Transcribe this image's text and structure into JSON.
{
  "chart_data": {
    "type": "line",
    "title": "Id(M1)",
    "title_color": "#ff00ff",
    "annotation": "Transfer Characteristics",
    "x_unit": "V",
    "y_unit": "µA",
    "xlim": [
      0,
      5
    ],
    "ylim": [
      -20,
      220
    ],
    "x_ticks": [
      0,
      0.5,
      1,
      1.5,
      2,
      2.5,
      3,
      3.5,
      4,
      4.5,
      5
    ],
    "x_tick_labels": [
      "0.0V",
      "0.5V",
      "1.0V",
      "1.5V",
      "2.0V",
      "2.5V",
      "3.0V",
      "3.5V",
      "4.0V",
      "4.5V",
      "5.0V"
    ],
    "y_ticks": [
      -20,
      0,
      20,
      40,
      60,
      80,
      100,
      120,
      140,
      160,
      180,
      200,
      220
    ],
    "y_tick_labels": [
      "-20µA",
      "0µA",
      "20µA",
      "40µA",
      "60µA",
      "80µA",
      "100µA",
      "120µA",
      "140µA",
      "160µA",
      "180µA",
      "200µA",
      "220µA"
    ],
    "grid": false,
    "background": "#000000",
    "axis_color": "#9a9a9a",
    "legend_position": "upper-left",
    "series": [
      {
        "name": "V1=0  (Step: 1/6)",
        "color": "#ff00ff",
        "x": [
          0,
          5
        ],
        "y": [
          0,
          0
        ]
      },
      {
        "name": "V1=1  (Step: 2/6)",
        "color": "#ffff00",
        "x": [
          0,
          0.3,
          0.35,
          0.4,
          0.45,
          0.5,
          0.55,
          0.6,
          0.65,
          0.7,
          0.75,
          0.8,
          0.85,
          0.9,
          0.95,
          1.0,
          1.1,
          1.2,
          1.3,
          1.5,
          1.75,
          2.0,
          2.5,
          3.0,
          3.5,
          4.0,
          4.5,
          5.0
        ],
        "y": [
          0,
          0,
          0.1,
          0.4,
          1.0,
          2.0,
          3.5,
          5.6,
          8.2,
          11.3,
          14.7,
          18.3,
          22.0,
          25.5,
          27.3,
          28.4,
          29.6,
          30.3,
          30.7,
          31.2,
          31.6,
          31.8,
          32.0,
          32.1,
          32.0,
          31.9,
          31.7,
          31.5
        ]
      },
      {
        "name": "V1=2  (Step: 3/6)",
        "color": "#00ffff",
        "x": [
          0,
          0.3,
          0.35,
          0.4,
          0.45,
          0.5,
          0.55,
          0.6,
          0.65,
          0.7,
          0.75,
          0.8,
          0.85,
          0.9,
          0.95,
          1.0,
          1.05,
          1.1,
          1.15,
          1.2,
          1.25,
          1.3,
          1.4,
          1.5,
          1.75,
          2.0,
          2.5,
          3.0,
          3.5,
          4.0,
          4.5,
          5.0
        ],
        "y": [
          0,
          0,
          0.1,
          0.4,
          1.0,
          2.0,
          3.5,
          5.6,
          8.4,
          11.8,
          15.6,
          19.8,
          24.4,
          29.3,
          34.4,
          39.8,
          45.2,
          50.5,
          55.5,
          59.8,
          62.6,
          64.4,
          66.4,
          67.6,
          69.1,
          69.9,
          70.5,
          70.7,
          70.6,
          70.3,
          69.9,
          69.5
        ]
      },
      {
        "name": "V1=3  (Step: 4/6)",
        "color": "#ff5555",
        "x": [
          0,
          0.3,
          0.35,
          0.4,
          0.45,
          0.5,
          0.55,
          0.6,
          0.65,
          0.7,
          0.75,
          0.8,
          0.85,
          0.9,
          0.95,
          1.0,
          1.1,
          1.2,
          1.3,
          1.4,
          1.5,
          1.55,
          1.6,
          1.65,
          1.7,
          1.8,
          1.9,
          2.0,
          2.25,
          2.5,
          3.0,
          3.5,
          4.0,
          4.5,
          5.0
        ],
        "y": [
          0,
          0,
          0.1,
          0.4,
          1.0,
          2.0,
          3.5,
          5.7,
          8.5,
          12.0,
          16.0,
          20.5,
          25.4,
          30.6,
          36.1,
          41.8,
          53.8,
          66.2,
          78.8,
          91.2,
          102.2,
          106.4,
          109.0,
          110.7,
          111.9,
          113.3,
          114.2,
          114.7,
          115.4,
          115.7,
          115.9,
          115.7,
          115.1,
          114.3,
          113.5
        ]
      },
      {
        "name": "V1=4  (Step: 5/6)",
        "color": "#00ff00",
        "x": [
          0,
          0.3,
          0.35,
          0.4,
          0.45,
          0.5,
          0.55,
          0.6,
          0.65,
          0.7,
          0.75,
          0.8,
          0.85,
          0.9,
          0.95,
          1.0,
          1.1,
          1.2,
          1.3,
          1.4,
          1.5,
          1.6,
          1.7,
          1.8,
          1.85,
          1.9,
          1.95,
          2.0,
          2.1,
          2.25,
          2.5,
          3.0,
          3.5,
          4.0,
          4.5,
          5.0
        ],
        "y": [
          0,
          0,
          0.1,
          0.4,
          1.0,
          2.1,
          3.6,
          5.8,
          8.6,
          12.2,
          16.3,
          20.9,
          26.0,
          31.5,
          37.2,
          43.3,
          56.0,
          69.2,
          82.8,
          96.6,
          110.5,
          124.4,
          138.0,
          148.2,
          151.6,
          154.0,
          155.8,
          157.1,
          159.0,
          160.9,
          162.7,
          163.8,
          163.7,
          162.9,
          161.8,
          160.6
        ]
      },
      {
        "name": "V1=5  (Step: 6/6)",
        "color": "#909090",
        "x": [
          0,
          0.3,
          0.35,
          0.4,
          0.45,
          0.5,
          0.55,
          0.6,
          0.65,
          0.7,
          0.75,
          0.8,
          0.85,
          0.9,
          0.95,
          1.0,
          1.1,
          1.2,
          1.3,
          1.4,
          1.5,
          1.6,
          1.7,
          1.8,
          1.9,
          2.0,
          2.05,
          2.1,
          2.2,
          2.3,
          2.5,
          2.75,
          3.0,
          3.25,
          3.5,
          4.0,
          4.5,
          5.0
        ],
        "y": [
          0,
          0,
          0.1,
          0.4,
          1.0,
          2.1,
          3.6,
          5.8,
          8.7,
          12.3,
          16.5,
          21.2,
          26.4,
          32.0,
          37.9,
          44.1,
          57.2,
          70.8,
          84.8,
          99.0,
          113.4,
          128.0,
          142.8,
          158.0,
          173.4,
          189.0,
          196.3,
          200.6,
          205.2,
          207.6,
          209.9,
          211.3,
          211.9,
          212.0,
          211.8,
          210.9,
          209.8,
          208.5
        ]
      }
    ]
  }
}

Stated problem: Write all of the records out again exactly.

Finished exercise:
Transcribe this image's text and structure into JSON.
{
  "chart_data": {
    "type": "line",
    "title": "Id(M1)",
    "title_color": "#ff00ff",
    "annotation": "Transfer Characteristics",
    "x_unit": "V",
    "y_unit": "µA",
    "xlim": [
      0,
      5
    ],
    "ylim": [
      -20,
      220
    ],
    "x_ticks": [
      0,
      0.5,
      1,
      1.5,
      2,
      2.5,
      3,
      3.5,
      4,
      4.5,
      5
    ],
    "x_tick_labels": [
      "0.0V",
      "0.5V",
      "1.0V",
      "1.5V",
      "2.0V",
      "2.5V",
      "3.0V",
      "3.5V",
      "4.0V",
      "4.5V",
      "5.0V"
    ],
    "y_ticks": [
      -20,
      0,
      20,
      40,
      60,
      80,
      100,
      120,
      140,
      160,
      180,
      200,
      220
    ],
    "y_tick_labels": [
      "-20µA",
      "0µA",
      "20µA",
      "40µA",
      "60µA",
      "80µA",
      "100µA",
      "120µA",
      "140µA",
      "160µA",
      "180µA",
      "200µA",
      "220µA"
    ],
    "grid": false,
    "background": "#000000",
    "axis_color": "#9a9a9a",
    "legend_position": "upper-left",
    "series": [
      {
        "name": "V1=0  (Step: 1/6)",
        "color": "#ff00ff",
        "x": [
          0,
          5
        ],
        "y": [
          0,
          0
        ]
      },
      {
        "name": "V1=1  (Step: 2/6)",
        "color": "#ffff00",
        "x": [
          0,
          0.3,
          0.35,
          0.4,
          0.45,
          0.5,
          0.55,
          0.6,
          0.65,
          0.7,
          0.75,
          0.8,
          0.85,
          0.9,
          0.95,
          1.0,
          1.1,
          1.2,
          1.3,
          1.5,
          1.75,
          2.0,
          2.5,
          3.0,
          3.5,
          4.0,
          4.5,
          5.0
        ],
        "y": [
          0,
          0,
          0.1,
          0.4,
          1.0,
          2.0,
          3.5,
          5.6,
          8.2,
          11.3,
          14.7,
          18.3,
          22.0,
          25.5,
          27.3,
          28.4,
          29.6,
          30.3,
          30.7,
          31.2,
          31.6,
          31.8,
          32.0,
          32.1,
          32.0,
          31.9,
          31.7,
          31.5
        ]
      },
      {
        "name": "V1=2  (Step: 3/6)",
        "color": "#00ffff",
        "x": [
          0,
          0.3,
          0.35,
          0.4,
          0.45,
          0.5,
          0.55,
          0.6,
          0.65,
          0.7,
          0.75,
          0.8,
          0.85,
          0.9,
          0.95,
          1.0,
          1.05,
          1.1,
          1.15,
          1.2,
          1.25,
          1.3,
          1.4,
          1.5,
          1.75,
          2.0,
          2.5,
          3.0,
          3.5,
          4.0,
          4.5,
          5.0
        ],
        "y": [
          0,
          0,
          0.1,
          0.4,
          1.0,
          2.0,
          3.5,
          5.6,
          8.4,
          11.8,
          15.6,
          19.8,
          24.4,
          29.3,
          34.4,
          39.8,
          45.2,
          50.5,
          55.5,
          59.8,
          62.6,
          64.4,
          66.4,
          67.6,
          69.1,
          69.9,
          70.5,
          70.7,
          70.6,
          70.3,
          69.9,
          69.5
        ]
      },
      {
        "name": "V1=3  (Step: 4/6)",
        "color": "#ff5555",
        "x": [
          0,
          0.3,
          0.35,
          0.4,
          0.45,
          0.5,
          0.55,
          0.6,
          0.65,
          0.7,
          0.75,
          0.8,
          0.85,
          0.9,
          0.95,
          1.0,
          1.1,
          1.2,
          1.3,
          1.4,
          1.5,
          1.55,
          1.6,
          1.65,
          1.7,
          1.8,
          1.9,
          2.0,
          2.25,
          2.5,
          3.0,
          3.5,
          4.0,
          4.5,
          5.0
        ],
        "y": [
          0,
          0,
          0.1,
          0.4,
          1.0,
          2.0,
          3.5,
          5.7,
          8.5,
          12.0,
          16.0,
          20.5,
          25.4,
          30.6,
          36.1,
          41.8,
          53.8,
          66.2,
          78.8,
          91.2,
          102.2,
          106.4,
          109.0,
          110.7,
          111.9,
          113.3,
          114.2,
          114.7,
          115.4,
          115.7,
          115.9,
          115.7,
          115.1,
          114.3,
          113.5
        ]
      },
      {
        "name": "V1=4  (Step: 5/6)",
        "color": "#00ff00",
        "x": [
          0,
          0.3,
          0.35,
          0.4,
          0.45,
          0.5,
          0.55,
          0.6,
          0.65,
          0.7,
          0.75,
          0.8,
          0.85,
          0.9,
          0.95,
          1.0,
          1.1,
          1.2,
          1.3,
          1.4,
          1.5,
          1.6,
          1.7,
          1.8,
          1.85,
          1.9,
          1.95,
          2.0,
          2.1,
          2.25,
          2.5,
          3.0,
          3.5,
          4.0,
          4.5,
          5.0
        ],
        "y": [
          0,
          0,
          0.1,
          0.4,
          1.0,
          2.1,
          3.6,
          5.8,
          8.6,
          12.2,
          16.3,
          20.9,
          26.0,
          31.5,
          37.2,
          43.3,
          56.0,
          69.2,
          82.8,
          96.6,
          110.5,
          124.4,
          138.0,
          148.2,
          151.6,
          154.0,
          155.8,
          157.1,
          159.0,
          160.9,
          162.7,
          163.8,
          163.7,
          162.9,
          161.8,
          160.6
        ]
      },
      {
        "name": "V1=5  (Step: 6/6)",
        "color": "#909090",
        "x": [
          0,
          0.3,
          0.35,
          0.4,
          0.45,
          0.5,
          0.55,
          0.6,
          0.65,
          0.7,
          0.75,
          0.8,
          0.85,
          0.9,
          0.95,
          1.0,
          1.1,
          1.2,
          1.3,
          1.4,
          1.5,
          1.6,
          1.7,
          1.8,
          1.9,
          2.0,
          2.05,
          2.1,
          2.2,
          2.3,
          2.5,
          2.75,
          3.0,
          3.25,
          3.5,
          4.0,
          4.5,
          5.0
        ],
        "y": [
          0,
          0,
          0.1,
          0.4,
          1.0,
          2.1,
          3.6,
          5.8,
          8.7,
          12.3,
          16.5,
          21.2,
          26.4,
          32.0,
          37.9,
          44.1,
          57.2,
          70.8,
          84.8,
          99.0,
          113.4,
          128.0,
          142.8,
          158.0,
          173.4,
          189.0,
          196.3,
          200.6,
          205.2,
          207.6,
          209.9,
          211.3,
          211.9,
          212.0,
          211.8,
          210.9,
          209.8,
          208.5
        ]
      }
    ]
  }
}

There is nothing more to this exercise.